Exercise instructions:
Reproduce the data in its entirety, exactly as supplied.

= = = = = = =

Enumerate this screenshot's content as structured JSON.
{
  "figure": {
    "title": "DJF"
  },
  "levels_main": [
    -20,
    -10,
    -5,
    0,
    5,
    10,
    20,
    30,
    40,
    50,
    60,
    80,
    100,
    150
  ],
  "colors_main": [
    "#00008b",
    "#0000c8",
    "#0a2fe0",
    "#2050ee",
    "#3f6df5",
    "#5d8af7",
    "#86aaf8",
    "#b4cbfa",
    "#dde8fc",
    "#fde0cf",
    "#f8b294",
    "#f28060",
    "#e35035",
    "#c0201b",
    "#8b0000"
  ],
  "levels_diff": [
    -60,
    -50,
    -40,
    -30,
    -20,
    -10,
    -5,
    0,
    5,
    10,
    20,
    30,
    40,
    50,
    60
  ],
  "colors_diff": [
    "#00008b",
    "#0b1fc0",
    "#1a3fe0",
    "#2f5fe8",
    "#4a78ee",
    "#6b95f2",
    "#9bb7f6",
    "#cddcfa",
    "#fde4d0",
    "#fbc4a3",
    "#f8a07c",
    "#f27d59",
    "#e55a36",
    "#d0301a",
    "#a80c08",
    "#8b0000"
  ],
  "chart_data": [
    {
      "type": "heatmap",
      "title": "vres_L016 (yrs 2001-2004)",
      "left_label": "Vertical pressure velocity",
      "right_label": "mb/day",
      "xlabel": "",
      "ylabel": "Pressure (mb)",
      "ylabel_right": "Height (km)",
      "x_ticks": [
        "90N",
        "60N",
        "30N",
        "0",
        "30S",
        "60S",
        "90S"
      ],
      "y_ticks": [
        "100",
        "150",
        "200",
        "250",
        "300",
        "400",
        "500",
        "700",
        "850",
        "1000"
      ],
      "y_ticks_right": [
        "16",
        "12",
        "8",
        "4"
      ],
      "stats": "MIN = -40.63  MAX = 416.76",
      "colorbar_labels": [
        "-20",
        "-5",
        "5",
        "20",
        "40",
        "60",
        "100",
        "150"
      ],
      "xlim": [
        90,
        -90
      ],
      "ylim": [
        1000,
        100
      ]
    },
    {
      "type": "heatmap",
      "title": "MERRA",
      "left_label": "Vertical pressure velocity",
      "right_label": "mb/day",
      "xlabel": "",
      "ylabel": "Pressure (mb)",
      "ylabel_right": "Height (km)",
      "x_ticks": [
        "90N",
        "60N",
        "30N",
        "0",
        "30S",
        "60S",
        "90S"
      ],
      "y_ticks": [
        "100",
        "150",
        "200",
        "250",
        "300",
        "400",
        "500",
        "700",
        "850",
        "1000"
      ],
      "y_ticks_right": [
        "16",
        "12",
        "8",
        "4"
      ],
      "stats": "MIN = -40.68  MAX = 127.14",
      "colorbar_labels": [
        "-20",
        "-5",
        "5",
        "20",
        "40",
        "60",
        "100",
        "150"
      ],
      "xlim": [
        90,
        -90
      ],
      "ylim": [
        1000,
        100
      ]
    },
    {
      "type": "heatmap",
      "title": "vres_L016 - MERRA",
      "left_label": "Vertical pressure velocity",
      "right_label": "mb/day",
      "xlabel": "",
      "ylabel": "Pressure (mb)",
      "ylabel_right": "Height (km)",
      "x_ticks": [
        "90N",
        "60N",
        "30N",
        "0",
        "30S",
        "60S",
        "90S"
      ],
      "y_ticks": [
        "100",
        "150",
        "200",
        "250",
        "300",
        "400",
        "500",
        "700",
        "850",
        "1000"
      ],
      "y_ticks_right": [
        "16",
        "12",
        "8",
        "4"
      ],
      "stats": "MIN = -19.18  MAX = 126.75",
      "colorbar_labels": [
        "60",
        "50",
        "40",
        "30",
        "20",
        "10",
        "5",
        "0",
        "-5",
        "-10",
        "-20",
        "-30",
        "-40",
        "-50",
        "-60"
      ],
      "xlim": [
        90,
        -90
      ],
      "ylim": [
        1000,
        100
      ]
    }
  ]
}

= = = = = = =

Solution for this exercise:
Enumerate this screenshot's content as structured JSON.
{
  "figure": {
    "title": "DJF"
  },
  "levels_main": [
    -20,
    -10,
    -5,
    0,
    5,
    10,
    20,
    30,
    40,
    50,
    60,
    80,
    100,
    150
  ],
  "colors_main": [
    "#00008b",
    "#0000c8",
    "#0a2fe0",
    "#2050ee",
    "#3f6df5",
    "#5d8af7",
    "#86aaf8",
    "#b4cbfa",
    "#dde8fc",
    "#fde0cf",
    "#f8b294",
    "#f28060",
    "#e35035",
    "#c0201b",
    "#8b0000"
  ],
  "levels_diff": [
    -60,
    -50,
    -40,
    -30,
    -20,
    -10,
    -5,
    0,
    5,
    10,
    20,
    30,
    40,
    50,
    60
  ],
  "colors_diff": [
    "#00008b",
    "#0b1fc0",
    "#1a3fe0",
    "#2f5fe8",
    "#4a78ee",
    "#6b95f2",
    "#9bb7f6",
    "#cddcfa",
    "#fde4d0",
    "#fbc4a3",
    "#f8a07c",
    "#f27d59",
    "#e55a36",
    "#d0301a",
    "#a80c08",
    "#8b0000"
  ],
  "chart_data": [
    {
      "type": "heatmap",
      "title": "vres_L016 (yrs 2001-2004)",
      "left_label": "Vertical pressure velocity",
      "right_label": "mb/day",
      "xlabel": "",
      "ylabel": "Pressure (mb)",
      "ylabel_right": "Height (km)",
      "x_ticks": [
        "90N",
        "60N",
        "30N",
        "0",
        "30S",
        "60S",
        "90S"
      ],
      "y_ticks": [
        "100",
        "150",
        "200",
        "250",
        "300",
        "400",
        "500",
        "700",
        "850",
        "1000"
      ],
      "y_ticks_right": [
        "16",
        "12",
        "8",
        "4"
      ],
      "stats": "MIN = -40.63  MAX = 416.76",
      "colorbar_labels": [
        "-20",
        "-5",
        "5",
        "20",
        "40",
        "60",
        "100",
        "150"
      ],
      "xlim": [
        90,
        -90
      ],
      "ylim": [
        1000,
        100
      ]
    },
    {
      "type": "heatmap",
      "title": "MERRA",
      "left_label": "Vertical pressure velocity",
      "right_label": "mb/day",
      "xlabel": "",
      "ylabel": "Pressure (mb)",
      "ylabel_right": "Height (km)",
      "x_ticks": [
        "90N",
        "60N",
        "30N",
        "0",
        "30S",
        "60S",
        "90S"
      ],
      "y_ticks": [
        "100",
        "150",
        "200",
        "250",
        "300",
        "400",
        "500",
        "700",
        "850",
        "1000"
      ],
      "y_ticks_right": [
        "16",
        "12",
        "8",
        "4"
      ],
      "stats": "MIN = -40.68  MAX = 127.14",
      "colorbar_labels": [
        "-20",
        "-5",
        "5",
        "20",
        "40",
        "60",
        "100",
        "150"
      ],
      "xlim": [
        90,
        -90
      ],
      "ylim": [
        1000,
        100
      ]
    },
    {
      "type": "heatmap",
      "title": "vres_L016 - MERRA",
      "left_label": "Vertical pressure velocity",
      "right_label": "mb/day",
      "xlabel": "",
      "ylabel": "Pressure (mb)",
      "ylabel_right": "Height (km)",
      "x_ticks": [
        "90N",
        "60N",
        "30N",
        "0",
        "30S",
        "60S",
        "90S"
      ],
      "y_ticks": [
        "100",
        "150",
        "200",
        "250",
        "300",
        "400",
        "500",
        "700",
        "850",
        "1000"
      ],
      "y_ticks_right": [
        "16",
        "12",
        "8",
        "4"
      ],
      "stats": "MIN = -19.18  MAX = 126.75",
      "colorbar_labels": [
        "60",
        "50",
        "40",
        "30",
        "20",
        "10",
        "5",
        "0",
        "-5",
        "-10",
        "-20",
        "-30",
        "-40",
        "-50",
        "-60"
      ],
      "xlim": [
        90,
        -90
      ],
      "ylim": [
        1000,
        100
      ]
    }
  ]
}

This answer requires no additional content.